» FRAGMENTO:
La transmisión televisiva, por su parte, se denominó en francés faux, falso, primero por Godard, quien en entrevista con TF1, exclamó: “¡Esa transmisión en directo es falsa!”. Mientras, en Washington, el entonces presidente Nixon, quien según tesis de Karel “decidió transformar la conquista de la Luna en un blockbuster de Hollywood e invitó a Kubrick a dirigir la farsa luego de que Walt Disney se mostró temeroso de colaborar”, se emborrachaba la noche del 20 de julio de 1969: una manera de mostrar su escepticismo, de suyo una certeza, frente al lunático viaje.

» ENTRADAS GUARDADAS:
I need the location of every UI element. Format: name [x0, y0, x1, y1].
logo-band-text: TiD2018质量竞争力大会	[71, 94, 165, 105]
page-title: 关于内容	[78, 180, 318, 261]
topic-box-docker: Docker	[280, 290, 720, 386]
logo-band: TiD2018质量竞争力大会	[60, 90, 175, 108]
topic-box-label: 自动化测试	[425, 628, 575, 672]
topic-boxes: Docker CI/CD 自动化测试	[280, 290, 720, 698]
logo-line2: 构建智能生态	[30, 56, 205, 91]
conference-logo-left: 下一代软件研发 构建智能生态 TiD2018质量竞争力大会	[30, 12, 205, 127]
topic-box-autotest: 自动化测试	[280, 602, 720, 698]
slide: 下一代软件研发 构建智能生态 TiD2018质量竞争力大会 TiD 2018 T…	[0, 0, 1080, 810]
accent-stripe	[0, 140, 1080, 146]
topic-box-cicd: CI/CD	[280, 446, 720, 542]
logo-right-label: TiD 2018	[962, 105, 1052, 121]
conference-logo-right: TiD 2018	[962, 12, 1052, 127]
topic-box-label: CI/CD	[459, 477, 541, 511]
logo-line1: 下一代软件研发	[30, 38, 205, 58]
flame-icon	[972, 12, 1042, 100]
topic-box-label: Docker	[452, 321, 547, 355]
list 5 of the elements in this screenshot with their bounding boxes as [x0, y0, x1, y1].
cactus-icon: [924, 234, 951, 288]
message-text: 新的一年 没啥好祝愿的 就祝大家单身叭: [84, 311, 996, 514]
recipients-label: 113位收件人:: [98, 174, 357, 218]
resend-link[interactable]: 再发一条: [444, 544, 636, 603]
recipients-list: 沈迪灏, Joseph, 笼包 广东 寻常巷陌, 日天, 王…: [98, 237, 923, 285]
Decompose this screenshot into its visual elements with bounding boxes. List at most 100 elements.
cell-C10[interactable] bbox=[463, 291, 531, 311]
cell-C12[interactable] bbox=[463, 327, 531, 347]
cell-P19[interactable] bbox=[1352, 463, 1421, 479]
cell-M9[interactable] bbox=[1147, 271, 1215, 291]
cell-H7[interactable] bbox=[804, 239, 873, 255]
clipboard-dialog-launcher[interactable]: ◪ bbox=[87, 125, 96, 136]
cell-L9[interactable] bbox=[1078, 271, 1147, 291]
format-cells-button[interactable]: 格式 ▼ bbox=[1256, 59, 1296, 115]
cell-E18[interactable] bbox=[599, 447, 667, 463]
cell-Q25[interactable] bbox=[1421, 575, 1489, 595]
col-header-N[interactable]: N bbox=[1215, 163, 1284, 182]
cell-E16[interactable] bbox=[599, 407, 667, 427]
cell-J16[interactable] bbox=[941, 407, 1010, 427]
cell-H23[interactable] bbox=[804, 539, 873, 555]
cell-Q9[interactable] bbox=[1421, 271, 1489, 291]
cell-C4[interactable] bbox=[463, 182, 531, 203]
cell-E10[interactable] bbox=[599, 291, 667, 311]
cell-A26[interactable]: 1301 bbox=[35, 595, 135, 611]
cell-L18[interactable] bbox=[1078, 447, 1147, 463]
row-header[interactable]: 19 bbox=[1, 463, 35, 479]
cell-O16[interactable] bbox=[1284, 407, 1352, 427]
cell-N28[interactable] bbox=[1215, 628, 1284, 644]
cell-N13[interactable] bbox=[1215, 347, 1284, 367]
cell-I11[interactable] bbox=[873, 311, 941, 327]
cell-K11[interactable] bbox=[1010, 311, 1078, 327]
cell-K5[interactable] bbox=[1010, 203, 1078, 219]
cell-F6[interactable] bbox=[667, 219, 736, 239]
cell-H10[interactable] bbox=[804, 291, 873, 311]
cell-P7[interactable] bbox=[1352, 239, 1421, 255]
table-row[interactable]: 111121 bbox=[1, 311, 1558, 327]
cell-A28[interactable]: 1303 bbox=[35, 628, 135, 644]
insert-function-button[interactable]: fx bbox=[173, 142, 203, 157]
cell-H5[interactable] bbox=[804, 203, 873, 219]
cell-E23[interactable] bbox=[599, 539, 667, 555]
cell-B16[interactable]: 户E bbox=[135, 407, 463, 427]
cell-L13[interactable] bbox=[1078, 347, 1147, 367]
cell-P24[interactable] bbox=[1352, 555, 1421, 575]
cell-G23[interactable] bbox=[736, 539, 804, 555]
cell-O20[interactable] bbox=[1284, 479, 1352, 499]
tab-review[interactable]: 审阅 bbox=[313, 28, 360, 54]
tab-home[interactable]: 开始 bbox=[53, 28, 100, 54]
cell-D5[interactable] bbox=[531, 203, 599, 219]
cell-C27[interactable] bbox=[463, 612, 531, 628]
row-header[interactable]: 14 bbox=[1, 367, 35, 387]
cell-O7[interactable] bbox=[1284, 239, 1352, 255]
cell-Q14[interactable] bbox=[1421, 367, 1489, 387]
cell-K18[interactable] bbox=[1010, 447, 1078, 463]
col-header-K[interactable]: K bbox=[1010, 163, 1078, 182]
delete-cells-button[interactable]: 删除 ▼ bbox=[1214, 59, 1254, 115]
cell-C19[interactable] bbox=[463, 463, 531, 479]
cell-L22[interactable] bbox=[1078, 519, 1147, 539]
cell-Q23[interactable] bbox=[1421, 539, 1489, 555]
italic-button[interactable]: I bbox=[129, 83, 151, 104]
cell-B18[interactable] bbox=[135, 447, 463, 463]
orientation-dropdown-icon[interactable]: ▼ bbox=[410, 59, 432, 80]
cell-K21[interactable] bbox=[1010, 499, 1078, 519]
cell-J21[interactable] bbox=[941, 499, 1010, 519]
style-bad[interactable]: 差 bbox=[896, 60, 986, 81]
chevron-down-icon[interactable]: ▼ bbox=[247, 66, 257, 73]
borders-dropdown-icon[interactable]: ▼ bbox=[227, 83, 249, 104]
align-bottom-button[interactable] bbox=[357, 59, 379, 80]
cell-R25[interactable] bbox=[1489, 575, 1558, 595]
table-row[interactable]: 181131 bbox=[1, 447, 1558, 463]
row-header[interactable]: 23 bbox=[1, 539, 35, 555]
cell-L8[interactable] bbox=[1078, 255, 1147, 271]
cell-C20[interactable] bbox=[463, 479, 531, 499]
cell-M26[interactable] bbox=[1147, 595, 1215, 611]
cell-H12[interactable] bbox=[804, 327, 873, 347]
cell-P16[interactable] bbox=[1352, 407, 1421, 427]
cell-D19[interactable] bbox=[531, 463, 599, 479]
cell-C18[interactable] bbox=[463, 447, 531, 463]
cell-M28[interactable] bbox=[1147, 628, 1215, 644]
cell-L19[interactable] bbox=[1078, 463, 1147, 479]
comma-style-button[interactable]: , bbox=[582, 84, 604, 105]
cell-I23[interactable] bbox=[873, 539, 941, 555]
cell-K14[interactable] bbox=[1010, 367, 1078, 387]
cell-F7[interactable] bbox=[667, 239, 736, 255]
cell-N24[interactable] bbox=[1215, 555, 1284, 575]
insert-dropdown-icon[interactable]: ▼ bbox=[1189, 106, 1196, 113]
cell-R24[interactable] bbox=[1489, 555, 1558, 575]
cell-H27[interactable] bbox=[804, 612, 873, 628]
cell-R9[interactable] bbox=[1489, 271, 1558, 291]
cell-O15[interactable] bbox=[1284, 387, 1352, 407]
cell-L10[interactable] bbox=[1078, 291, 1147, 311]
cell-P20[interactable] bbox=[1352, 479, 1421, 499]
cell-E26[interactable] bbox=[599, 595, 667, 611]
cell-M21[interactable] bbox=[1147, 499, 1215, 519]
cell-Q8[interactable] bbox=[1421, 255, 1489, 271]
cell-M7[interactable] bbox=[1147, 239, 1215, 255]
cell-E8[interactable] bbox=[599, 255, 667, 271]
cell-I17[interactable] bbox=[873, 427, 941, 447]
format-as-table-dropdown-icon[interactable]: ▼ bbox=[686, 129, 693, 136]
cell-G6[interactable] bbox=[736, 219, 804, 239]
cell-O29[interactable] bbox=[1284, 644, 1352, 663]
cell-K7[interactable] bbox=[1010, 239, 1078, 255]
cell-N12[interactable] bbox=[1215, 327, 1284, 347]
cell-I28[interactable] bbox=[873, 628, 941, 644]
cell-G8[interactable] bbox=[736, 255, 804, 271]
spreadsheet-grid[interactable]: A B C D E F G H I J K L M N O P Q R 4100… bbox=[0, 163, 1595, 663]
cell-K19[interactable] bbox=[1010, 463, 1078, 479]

» REQUISITOS: Escribe la continuación del fragmento sobre la transmisión del alunizaje de 1969, a partir de su última oración.

» RESPUESTA:
Entretanto, otro viaje de la era espacial se iniciaba, el de Una naranja mecánica. Tan pronto apareció la versión literaria, en mayo de 1962, comenzó la diatriba: “Un insólito relato sobre la violencia de las bandas juveniles en Gran Bretaña, escrita en una jerigonza que no es de este mundo”, decía una publicación profesional no citada por el propio Burgess en su autobiografía. Sin embargo, aunque se trataba en apariencia sólo de las bandas juveniles inglesas, la violencia retratada allí podría extrapolarse hoy a cualquier parte de la tierra; y estaba escrita en una jerigonza que sí es de este mundo: “El vocabulario de mis gamberros de la era espacial podía ser una mezcla de ruso y de inglés demótico, sazonado con germanías a juego y con el bolo de los gitanos. El equivalente ruso del sufijo –teen inglés es nadsat, y así se llamaría el dialecto juvenil empleado por los drugi o amigos de la violencia” (Burgess).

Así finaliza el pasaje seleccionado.